GIVEN EXERCISE >>
Type out the material below exactly.

LISTED RECORDS >>

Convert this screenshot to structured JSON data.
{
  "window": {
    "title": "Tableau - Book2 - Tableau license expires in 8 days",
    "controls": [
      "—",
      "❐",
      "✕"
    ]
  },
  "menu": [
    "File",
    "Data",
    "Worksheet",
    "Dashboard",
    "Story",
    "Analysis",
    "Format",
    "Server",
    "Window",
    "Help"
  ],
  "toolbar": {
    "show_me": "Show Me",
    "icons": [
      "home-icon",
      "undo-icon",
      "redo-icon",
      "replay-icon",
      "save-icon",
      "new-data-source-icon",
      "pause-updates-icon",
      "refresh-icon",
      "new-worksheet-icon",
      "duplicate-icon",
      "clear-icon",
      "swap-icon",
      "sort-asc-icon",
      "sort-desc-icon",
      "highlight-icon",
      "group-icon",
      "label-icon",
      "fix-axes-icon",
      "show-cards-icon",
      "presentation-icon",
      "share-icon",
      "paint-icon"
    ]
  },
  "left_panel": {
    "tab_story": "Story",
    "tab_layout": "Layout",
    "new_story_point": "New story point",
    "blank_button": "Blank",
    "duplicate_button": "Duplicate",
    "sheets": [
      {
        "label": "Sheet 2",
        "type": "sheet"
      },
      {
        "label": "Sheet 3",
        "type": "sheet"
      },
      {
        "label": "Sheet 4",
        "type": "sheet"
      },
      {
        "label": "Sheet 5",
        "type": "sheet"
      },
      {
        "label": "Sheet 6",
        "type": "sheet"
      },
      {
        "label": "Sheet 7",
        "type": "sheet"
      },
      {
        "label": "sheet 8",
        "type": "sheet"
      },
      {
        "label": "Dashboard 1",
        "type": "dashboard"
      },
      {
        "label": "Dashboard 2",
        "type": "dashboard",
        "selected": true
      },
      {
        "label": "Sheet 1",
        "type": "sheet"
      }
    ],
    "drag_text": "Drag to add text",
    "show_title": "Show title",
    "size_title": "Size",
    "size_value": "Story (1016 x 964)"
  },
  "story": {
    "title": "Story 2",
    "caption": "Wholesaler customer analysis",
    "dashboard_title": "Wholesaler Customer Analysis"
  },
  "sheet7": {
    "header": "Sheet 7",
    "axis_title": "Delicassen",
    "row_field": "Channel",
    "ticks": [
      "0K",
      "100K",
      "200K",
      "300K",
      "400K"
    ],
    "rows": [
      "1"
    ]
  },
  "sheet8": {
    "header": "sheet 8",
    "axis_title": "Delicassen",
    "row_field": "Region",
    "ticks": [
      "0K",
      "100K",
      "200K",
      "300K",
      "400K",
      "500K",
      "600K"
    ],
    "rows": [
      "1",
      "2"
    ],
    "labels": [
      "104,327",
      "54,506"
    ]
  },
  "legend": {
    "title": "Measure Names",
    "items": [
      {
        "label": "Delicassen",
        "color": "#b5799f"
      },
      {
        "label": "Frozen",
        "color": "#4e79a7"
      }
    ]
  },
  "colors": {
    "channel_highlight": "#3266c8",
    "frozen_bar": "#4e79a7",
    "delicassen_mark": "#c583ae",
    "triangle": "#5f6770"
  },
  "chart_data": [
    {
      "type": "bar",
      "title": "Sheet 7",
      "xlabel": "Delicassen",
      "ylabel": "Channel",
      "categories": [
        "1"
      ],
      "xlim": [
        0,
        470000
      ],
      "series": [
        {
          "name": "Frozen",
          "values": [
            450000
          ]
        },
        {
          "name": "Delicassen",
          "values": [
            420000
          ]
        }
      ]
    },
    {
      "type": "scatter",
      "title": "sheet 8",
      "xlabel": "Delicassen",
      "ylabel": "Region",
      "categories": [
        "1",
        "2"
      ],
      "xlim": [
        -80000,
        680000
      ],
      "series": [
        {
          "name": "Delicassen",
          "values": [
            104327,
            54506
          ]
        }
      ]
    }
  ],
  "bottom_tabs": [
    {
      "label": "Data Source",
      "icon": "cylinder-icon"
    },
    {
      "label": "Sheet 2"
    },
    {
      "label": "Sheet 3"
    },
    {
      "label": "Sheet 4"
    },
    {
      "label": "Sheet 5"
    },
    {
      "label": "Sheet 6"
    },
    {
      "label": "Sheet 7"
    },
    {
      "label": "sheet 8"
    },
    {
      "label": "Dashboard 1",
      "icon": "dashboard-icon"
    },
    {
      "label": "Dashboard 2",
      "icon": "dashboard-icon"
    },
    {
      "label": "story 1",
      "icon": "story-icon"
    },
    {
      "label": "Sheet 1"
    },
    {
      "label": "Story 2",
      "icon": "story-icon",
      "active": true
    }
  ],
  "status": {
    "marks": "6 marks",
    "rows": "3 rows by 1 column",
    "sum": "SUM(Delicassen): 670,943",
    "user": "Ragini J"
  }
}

SOLUTION >>
Convert this screenshot to structured JSON data.
{
  "window": {
    "title": "Tableau - Book2 - Tableau license expires in 8 days",
    "controls": [
      "—",
      "❐",
      "✕"
    ]
  },
  "menu": [
    "File",
    "Data",
    "Worksheet",
    "Dashboard",
    "Story",
    "Analysis",
    "Format",
    "Server",
    "Window",
    "Help"
  ],
  "toolbar": {
    "show_me": "Show Me",
    "icons": [
      "home-icon",
      "undo-icon",
      "redo-icon",
      "replay-icon",
      "save-icon",
      "new-data-source-icon",
      "pause-updates-icon",
      "refresh-icon",
      "new-worksheet-icon",
      "duplicate-icon",
      "clear-icon",
      "swap-icon",
      "sort-asc-icon",
      "sort-desc-icon",
      "highlight-icon",
      "group-icon",
      "label-icon",
      "fix-axes-icon",
      "show-cards-icon",
      "presentation-icon",
      "share-icon",
      "paint-icon"
    ]
  },
  "left_panel": {
    "tab_story": "Story",
    "tab_layout": "Layout",
    "new_story_point": "New story point",
    "blank_button": "Blank",
    "duplicate_button": "Duplicate",
    "sheets": [
      {
        "label": "Sheet 2",
        "type": "sheet"
      },
      {
        "label": "Sheet 3",
        "type": "sheet"
      },
      {
        "label": "Sheet 4",
        "type": "sheet"
      },
      {
        "label": "Sheet 5",
        "type": "sheet"
      },
      {
        "label": "Sheet 6",
        "type": "sheet"
      },
      {
        "label": "Sheet 7",
        "type": "sheet"
      },
      {
        "label": "sheet 8",
        "type": "sheet"
      },
      {
        "label": "Dashboard 1",
        "type": "dashboard"
      },
      {
        "label": "Dashboard 2",
        "type": "dashboard",
        "selected": true
      },
      {
        "label": "Sheet 1",
        "type": "sheet"
      }
    ],
    "drag_text": "Drag to add text",
    "show_title": "Show title",
    "size_title": "Size",
    "size_value": "Story (1016 x 964)"
  },
  "story": {
    "title": "Story 2",
    "caption": "Wholesaler customer analysis",
    "dashboard_title": "Wholesaler Customer Analysis"
  },
  "sheet7": {
    "header": "Sheet 7",
    "axis_title": "Delicassen",
    "row_field": "Channel",
    "ticks": [
      "0K",
      "100K",
      "200K",
      "300K",
      "400K"
    ],
    "rows": [
      "1"
    ]
  },
  "sheet8": {
    "header": "sheet 8",
    "axis_title": "Delicassen",
    "row_field": "Region",
    "ticks": [
      "0K",
      "100K",
      "200K",
      "300K",
      "400K",
      "500K",
      "600K"
    ],
    "rows": [
      "1",
      "2"
    ],
    "labels": [
      "104,327",
      "54,506"
    ]
  },
  "legend": {
    "title": "Measure Names",
    "items": [
      {
        "label": "Delicassen",
        "color": "#b5799f"
      },
      {
        "label": "Frozen",
        "color": "#4e79a7"
      }
    ]
  },
  "colors": {
    "channel_highlight": "#3266c8",
    "frozen_bar": "#4e79a7",
    "delicassen_mark": "#c583ae",
    "triangle": "#5f6770"
  },
  "chart_data": [
    {
      "type": "bar",
      "title": "Sheet 7",
      "xlabel": "Delicassen",
      "ylabel": "Channel",
      "categories": [
        "1"
      ],
      "xlim": [
        0,
        470000
      ],
      "series": [
        {
          "name": "Frozen",
          "values": [
            450000
          ]
        },
        {
          "name": "Delicassen",
          "values": [
            420000
          ]
        }
      ]
    },
    {
      "type": "scatter",
      "title": "sheet 8",
      "xlabel": "Delicassen",
      "ylabel": "Region",
      "categories": [
        "1",
        "2"
      ],
      "xlim": [
        -80000,
        680000
      ],
      "series": [
        {
          "name": "Delicassen",
          "values": [
            104327,
            54506
          ]
        }
      ]
    }
  ],
  "bottom_tabs": [
    {
      "label": "Data Source",
      "icon": "cylinder-icon"
    },
    {
      "label": "Sheet 2"
    },
    {
      "label": "Sheet 3"
    },
    {
      "label": "Sheet 4"
    },
    {
      "label": "Sheet 5"
    },
    {
      "label": "Sheet 6"
    },
    {
      "label": "Sheet 7"
    },
    {
      "label": "sheet 8"
    },
    {
      "label": "Dashboard 1",
      "icon": "dashboard-icon"
    },
    {
      "label": "Dashboard 2",
      "icon": "dashboard-icon"
    },
    {
      "label": "story 1",
      "icon": "story-icon"
    },
    {
      "label": "Sheet 1"
    },
    {
      "label": "Story 2",
      "icon": "story-icon",
      "active": true
    }
  ],
  "status": {
    "marks": "6 marks",
    "rows": "3 rows by 1 column",
    "sum": "SUM(Delicassen): 670,943",
    "user": "Ragini J"
  }
}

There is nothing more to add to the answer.